→ **WRITTEN TASK**
Check each line of the records below for the word "time" and copy those where it appears.

→ **LISTING**
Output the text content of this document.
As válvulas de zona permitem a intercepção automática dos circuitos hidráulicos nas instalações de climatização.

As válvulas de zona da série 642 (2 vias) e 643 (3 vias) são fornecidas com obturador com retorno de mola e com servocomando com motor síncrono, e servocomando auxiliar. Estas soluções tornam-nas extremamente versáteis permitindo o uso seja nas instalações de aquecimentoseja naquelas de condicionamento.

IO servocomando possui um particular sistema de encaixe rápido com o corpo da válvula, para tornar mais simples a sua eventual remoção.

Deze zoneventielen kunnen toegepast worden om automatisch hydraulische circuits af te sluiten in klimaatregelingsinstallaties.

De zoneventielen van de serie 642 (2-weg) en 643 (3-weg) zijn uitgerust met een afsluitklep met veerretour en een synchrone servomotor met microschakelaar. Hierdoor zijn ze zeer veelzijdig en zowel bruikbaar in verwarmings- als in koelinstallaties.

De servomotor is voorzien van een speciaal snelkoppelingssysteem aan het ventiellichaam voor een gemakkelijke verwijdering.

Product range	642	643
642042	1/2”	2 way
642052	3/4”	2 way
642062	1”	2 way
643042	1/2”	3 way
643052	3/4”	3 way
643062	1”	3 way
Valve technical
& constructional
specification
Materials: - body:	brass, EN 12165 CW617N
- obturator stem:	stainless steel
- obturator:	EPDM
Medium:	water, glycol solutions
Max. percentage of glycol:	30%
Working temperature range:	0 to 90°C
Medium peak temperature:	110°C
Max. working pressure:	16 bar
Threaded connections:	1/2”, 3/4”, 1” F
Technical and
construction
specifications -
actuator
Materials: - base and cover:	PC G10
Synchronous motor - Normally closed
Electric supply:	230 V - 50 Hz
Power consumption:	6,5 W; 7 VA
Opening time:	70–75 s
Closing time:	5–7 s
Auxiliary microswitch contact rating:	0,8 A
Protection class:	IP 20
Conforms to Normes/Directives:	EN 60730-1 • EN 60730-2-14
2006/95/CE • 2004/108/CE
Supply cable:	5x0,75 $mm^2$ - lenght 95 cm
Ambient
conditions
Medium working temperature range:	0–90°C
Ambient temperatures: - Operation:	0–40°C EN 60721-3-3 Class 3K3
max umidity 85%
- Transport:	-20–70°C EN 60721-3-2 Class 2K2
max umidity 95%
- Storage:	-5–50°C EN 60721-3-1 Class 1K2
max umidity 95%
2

→ **FULL OUTPUT**
Opening time:	70–75 s
Closing time:	5–7 s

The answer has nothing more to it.